__SET PROBLEM__: Omit every image, and transcribe the remaining entries exactly as given.

start MATERIALS PROVIDED

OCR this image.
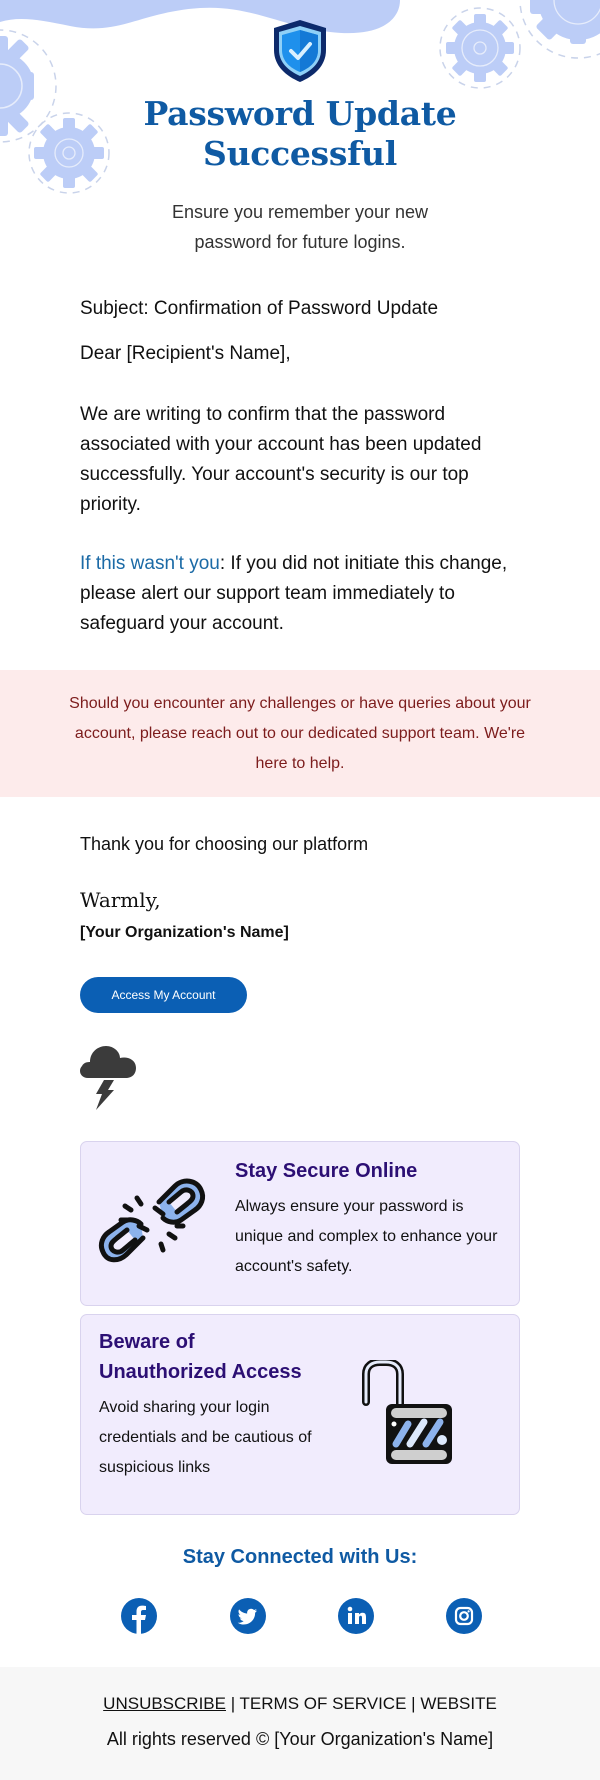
Password Update
Successful
Ensure you remember your new
password for future logins.
Subject: Confirmation of Password Update
Dear [Recipient's Name],
We are writing to confirm that the password associated with your account has been updated successfully. Your account's security is our top priority.
If this wasn't you: If you did not initiate this change, please alert our support team immediately to safeguard your account.

Should you encounter any challenges or have queries about your account, please reach out to our dedicated support team. We're here to help.

Thank you for choosing our platform
Warmly,
[Your Organization's Name]
Access My Account
Stay Secure Online

Always ensure your password is unique and complex to enhance your account's safety.

Beware of
Unauthorized Access

Avoid sharing your login credentials and be cautious of suspicious links

Stay Connected with Us:
UNSUBSCRIBE | TERMS OF SERVICE | WEBSITE
All rights reserved © [Your Organization's Name]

end MATERIALS PROVIDED

__EXERCISE OUTPUT__:
OCR this image.
Password Update
Successful
Ensure you remember your new
password for future logins.
Subject: Confirmation of Password Update
Dear [Recipient's Name],
We are writing to confirm that the password associated with your account has been updated successfully. Your account's security is our top priority.
If this wasn't you: If you did not initiate this change, please alert our support team immediately to safeguard your account.

Should you encounter any challenges or have queries about your account, please reach out to our dedicated support team. We're here to help.

Thank you for choosing our platform
Warmly,
[Your Organization's Name]
Access My Account
Stay Secure Online

Always ensure your password is unique and complex to enhance your account's safety.

Beware of
Unauthorized Access

Avoid sharing your login credentials and be cautious of suspicious links

Stay Connected with Us:
UNSUBSCRIBE | TERMS OF SERVICE | WEBSITE
All rights reserved © [Your Organization's Name]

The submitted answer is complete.